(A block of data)
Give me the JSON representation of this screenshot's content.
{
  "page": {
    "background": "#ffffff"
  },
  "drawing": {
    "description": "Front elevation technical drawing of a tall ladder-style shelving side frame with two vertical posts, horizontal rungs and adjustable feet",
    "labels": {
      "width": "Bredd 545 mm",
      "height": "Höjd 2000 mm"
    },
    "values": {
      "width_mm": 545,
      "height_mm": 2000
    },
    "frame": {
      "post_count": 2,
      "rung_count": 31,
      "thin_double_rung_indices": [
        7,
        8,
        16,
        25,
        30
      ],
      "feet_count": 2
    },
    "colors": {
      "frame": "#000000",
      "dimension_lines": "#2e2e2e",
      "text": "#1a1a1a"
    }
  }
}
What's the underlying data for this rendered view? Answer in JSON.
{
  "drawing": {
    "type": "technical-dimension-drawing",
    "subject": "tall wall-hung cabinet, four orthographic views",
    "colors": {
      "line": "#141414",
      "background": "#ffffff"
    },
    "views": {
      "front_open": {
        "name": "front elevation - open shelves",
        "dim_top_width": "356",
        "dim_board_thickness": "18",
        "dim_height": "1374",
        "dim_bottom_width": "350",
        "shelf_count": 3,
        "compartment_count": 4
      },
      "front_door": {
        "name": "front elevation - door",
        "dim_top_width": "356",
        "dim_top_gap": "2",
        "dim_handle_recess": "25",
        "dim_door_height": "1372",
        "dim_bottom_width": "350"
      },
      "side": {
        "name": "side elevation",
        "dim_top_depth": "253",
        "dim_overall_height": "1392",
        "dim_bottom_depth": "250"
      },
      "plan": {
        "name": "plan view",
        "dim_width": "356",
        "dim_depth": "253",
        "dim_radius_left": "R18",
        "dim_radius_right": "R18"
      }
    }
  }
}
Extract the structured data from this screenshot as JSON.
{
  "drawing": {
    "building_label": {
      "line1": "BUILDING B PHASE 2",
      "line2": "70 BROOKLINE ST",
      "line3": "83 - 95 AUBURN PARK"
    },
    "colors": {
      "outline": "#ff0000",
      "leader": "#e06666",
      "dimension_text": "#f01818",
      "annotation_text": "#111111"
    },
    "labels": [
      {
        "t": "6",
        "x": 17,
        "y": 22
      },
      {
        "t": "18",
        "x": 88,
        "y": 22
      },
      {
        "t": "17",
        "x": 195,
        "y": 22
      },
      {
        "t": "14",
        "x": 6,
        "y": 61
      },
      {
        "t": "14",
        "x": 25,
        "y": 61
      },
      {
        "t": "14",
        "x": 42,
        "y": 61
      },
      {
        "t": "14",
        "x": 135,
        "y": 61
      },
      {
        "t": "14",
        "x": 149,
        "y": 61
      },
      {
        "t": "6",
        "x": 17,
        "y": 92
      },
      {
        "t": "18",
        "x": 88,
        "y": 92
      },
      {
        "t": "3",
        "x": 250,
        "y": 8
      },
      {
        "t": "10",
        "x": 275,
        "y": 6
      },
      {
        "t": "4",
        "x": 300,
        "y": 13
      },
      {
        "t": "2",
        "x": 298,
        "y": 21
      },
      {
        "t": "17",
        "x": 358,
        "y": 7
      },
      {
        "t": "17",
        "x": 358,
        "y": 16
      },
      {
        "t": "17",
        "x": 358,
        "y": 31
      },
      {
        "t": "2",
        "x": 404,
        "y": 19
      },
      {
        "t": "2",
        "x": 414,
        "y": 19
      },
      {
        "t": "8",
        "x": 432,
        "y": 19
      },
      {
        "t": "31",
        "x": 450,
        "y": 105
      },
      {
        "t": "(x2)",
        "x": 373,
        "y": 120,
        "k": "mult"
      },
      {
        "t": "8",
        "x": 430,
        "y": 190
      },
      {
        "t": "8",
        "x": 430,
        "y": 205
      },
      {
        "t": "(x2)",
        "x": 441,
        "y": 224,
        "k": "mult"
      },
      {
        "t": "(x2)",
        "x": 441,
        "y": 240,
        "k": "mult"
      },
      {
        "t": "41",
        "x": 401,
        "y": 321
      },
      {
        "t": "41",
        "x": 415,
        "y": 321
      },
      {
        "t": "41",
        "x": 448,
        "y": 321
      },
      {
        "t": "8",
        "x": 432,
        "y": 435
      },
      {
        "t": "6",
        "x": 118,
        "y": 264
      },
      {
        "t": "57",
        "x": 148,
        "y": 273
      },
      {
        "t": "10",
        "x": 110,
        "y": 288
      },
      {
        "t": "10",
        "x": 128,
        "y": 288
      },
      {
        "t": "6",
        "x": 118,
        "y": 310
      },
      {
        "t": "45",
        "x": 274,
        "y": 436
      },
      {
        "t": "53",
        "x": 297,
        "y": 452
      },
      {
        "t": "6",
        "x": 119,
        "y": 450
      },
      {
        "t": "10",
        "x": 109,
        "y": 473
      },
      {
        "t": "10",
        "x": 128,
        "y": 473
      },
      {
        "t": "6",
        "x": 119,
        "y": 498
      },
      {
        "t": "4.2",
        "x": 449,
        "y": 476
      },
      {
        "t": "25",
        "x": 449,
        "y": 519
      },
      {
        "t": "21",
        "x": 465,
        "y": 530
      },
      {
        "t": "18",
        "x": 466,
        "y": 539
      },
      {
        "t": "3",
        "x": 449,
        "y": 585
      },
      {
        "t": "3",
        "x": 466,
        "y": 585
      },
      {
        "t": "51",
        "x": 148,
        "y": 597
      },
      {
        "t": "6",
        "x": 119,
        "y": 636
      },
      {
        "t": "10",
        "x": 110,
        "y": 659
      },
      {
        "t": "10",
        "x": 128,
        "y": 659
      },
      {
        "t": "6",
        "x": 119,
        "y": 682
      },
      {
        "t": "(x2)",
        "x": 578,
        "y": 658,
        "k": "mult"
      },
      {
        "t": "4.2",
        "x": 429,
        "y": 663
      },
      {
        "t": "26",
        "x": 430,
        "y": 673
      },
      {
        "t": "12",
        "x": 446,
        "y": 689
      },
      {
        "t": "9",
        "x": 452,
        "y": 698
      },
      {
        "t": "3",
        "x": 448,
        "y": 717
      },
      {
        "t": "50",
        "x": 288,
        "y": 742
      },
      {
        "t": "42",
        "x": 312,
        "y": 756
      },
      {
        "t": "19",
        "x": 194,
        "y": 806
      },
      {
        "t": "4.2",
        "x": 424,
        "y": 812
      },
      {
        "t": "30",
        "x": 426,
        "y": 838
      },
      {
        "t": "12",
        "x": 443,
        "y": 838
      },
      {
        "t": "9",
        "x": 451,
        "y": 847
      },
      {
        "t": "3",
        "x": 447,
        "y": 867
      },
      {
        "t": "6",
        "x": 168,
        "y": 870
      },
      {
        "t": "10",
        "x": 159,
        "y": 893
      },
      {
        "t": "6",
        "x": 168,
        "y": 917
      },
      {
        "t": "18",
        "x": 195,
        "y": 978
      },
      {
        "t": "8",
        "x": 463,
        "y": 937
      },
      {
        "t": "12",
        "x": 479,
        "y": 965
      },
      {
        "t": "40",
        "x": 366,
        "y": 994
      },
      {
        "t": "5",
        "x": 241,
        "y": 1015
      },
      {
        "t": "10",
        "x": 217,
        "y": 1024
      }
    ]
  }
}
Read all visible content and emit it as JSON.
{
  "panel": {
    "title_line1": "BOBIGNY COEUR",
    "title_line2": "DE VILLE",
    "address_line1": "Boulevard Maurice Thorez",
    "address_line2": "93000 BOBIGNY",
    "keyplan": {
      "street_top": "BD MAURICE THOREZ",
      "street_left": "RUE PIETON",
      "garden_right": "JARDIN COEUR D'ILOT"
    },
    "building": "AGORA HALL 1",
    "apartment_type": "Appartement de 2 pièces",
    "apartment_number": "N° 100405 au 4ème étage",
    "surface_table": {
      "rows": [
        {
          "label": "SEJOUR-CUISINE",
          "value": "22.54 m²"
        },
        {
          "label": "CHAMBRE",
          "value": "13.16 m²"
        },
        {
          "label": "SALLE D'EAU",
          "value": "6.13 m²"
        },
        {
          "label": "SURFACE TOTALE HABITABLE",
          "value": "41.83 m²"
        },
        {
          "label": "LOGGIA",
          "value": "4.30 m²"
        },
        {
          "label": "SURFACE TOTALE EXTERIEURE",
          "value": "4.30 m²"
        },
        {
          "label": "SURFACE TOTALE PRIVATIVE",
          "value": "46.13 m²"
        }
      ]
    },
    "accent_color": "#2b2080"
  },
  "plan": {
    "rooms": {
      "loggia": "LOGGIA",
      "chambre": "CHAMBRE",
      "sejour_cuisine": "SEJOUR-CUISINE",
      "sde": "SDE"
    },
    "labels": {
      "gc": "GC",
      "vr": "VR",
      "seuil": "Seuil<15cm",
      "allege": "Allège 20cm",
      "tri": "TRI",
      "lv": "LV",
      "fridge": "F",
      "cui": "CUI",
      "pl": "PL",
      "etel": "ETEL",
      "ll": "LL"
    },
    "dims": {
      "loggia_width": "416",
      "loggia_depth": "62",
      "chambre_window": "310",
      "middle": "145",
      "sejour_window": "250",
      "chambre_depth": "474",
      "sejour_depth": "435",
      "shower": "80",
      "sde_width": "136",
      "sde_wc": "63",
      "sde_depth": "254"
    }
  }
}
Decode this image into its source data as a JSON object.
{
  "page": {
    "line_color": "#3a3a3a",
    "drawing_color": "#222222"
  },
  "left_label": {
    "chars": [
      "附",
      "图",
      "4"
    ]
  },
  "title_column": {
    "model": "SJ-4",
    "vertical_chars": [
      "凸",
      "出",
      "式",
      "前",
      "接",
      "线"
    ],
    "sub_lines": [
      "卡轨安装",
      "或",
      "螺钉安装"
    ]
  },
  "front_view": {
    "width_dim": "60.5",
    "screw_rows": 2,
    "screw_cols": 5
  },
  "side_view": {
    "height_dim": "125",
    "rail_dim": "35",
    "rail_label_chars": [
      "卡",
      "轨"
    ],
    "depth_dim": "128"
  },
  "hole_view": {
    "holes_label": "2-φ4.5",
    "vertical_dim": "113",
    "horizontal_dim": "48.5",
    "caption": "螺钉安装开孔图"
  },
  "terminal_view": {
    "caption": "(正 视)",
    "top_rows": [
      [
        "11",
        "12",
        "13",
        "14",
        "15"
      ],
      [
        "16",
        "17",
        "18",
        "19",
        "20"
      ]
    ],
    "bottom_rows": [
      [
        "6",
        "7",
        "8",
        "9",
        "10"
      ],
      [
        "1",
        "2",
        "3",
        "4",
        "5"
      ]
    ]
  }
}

### What is asked
Scan the listing above. Collect all lines with the word "TOTALE".

### Result of this task
          "label": "SURFACE TOTALE HABITABLE",
          "label": "SURFACE TOTALE EXTERIEURE",
          "label": "SURFACE TOTALE PRIVATIVE",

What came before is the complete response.